_TASK DESCRIPTION_
Write out the whole listing again, exactly.

[Figure content listings]
■ ■ ■ ■ ■ ■ ■

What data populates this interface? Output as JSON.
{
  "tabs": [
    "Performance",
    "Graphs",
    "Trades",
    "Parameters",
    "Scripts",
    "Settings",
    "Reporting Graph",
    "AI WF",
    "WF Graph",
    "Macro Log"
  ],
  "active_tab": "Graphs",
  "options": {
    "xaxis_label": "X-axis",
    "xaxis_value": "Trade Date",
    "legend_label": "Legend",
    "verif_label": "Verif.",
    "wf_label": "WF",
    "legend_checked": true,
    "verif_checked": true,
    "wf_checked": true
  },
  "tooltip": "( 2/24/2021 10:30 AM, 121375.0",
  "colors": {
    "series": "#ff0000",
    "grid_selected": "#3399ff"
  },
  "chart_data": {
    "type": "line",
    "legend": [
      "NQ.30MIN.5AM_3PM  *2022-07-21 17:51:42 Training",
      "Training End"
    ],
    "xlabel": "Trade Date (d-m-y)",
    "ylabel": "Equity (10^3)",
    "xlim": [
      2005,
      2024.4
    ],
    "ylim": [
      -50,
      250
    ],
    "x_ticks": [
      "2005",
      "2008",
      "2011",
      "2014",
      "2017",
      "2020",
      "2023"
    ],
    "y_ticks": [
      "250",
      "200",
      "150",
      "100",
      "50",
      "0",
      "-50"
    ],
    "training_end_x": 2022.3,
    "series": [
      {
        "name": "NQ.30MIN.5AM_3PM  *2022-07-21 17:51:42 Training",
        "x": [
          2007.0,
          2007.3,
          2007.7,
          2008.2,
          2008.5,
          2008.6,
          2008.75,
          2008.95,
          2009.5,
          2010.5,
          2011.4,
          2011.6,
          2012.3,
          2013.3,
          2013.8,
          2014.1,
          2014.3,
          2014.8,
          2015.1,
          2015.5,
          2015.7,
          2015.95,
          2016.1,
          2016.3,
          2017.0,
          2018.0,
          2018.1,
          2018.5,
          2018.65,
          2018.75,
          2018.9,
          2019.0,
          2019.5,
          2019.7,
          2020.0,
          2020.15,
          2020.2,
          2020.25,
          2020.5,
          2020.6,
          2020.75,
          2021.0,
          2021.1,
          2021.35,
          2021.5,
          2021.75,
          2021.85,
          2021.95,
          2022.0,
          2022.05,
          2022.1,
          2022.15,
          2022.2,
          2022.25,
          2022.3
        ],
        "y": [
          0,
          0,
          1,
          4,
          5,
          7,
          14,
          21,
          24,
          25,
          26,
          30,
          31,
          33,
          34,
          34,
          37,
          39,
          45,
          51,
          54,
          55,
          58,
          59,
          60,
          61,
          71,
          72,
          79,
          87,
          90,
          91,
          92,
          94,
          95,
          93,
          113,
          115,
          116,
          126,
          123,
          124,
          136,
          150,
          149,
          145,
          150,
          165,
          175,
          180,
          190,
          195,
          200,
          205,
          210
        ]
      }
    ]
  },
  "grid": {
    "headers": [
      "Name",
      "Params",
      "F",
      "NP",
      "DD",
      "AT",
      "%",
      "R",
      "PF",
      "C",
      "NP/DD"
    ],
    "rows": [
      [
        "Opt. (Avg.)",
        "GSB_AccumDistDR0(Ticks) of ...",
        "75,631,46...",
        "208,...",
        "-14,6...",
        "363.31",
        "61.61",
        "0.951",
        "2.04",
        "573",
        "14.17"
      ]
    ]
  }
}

■ ■ ■ ■ ■ ■ ■

_SOLUTION TO THIS EXERCISE_
What data populates this interface? Output as JSON.
{
  "tabs": [
    "Performance",
    "Graphs",
    "Trades",
    "Parameters",
    "Scripts",
    "Settings",
    "Reporting Graph",
    "AI WF",
    "WF Graph",
    "Macro Log"
  ],
  "active_tab": "Graphs",
  "options": {
    "xaxis_label": "X-axis",
    "xaxis_value": "Trade Date",
    "legend_label": "Legend",
    "verif_label": "Verif.",
    "wf_label": "WF",
    "legend_checked": true,
    "verif_checked": true,
    "wf_checked": true
  },
  "tooltip": "( 2/24/2021 10:30 AM, 121375.0",
  "colors": {
    "series": "#ff0000",
    "grid_selected": "#3399ff"
  },
  "chart_data": {
    "type": "line",
    "legend": [
      "NQ.30MIN.5AM_3PM  *2022-07-21 17:51:42 Training",
      "Training End"
    ],
    "xlabel": "Trade Date (d-m-y)",
    "ylabel": "Equity (10^3)",
    "xlim": [
      2005,
      2024.4
    ],
    "ylim": [
      -50,
      250
    ],
    "x_ticks": [
      "2005",
      "2008",
      "2011",
      "2014",
      "2017",
      "2020",
      "2023"
    ],
    "y_ticks": [
      "250",
      "200",
      "150",
      "100",
      "50",
      "0",
      "-50"
    ],
    "training_end_x": 2022.3,
    "series": [
      {
        "name": "NQ.30MIN.5AM_3PM  *2022-07-21 17:51:42 Training",
        "x": [
          2007.0,
          2007.3,
          2007.7,
          2008.2,
          2008.5,
          2008.6,
          2008.75,
          2008.95,
          2009.5,
          2010.5,
          2011.4,
          2011.6,
          2012.3,
          2013.3,
          2013.8,
          2014.1,
          2014.3,
          2014.8,
          2015.1,
          2015.5,
          2015.7,
          2015.95,
          2016.1,
          2016.3,
          2017.0,
          2018.0,
          2018.1,
          2018.5,
          2018.65,
          2018.75,
          2018.9,
          2019.0,
          2019.5,
          2019.7,
          2020.0,
          2020.15,
          2020.2,
          2020.25,
          2020.5,
          2020.6,
          2020.75,
          2021.0,
          2021.1,
          2021.35,
          2021.5,
          2021.75,
          2021.85,
          2021.95,
          2022.0,
          2022.05,
          2022.1,
          2022.15,
          2022.2,
          2022.25,
          2022.3
        ],
        "y": [
          0,
          0,
          1,
          4,
          5,
          7,
          14,
          21,
          24,
          25,
          26,
          30,
          31,
          33,
          34,
          34,
          37,
          39,
          45,
          51,
          54,
          55,
          58,
          59,
          60,
          61,
          71,
          72,
          79,
          87,
          90,
          91,
          92,
          94,
          95,
          93,
          113,
          115,
          116,
          126,
          123,
          124,
          136,
          150,
          149,
          145,
          150,
          165,
          175,
          180,
          190,
          195,
          200,
          205,
          210
        ]
      }
    ]
  },
  "grid": {
    "headers": [
      "Name",
      "Params",
      "F",
      "NP",
      "DD",
      "AT",
      "%",
      "R",
      "PF",
      "C",
      "NP/DD"
    ],
    "rows": [
      [
        "Opt. (Avg.)",
        "GSB_AccumDistDR0(Ticks) of ...",
        "75,631,46...",
        "208,...",
        "-14,6...",
        "363.31",
        "61.61",
        "0.951",
        "2.04",
        "573",
        "14.17"
      ]
    ]
  }
}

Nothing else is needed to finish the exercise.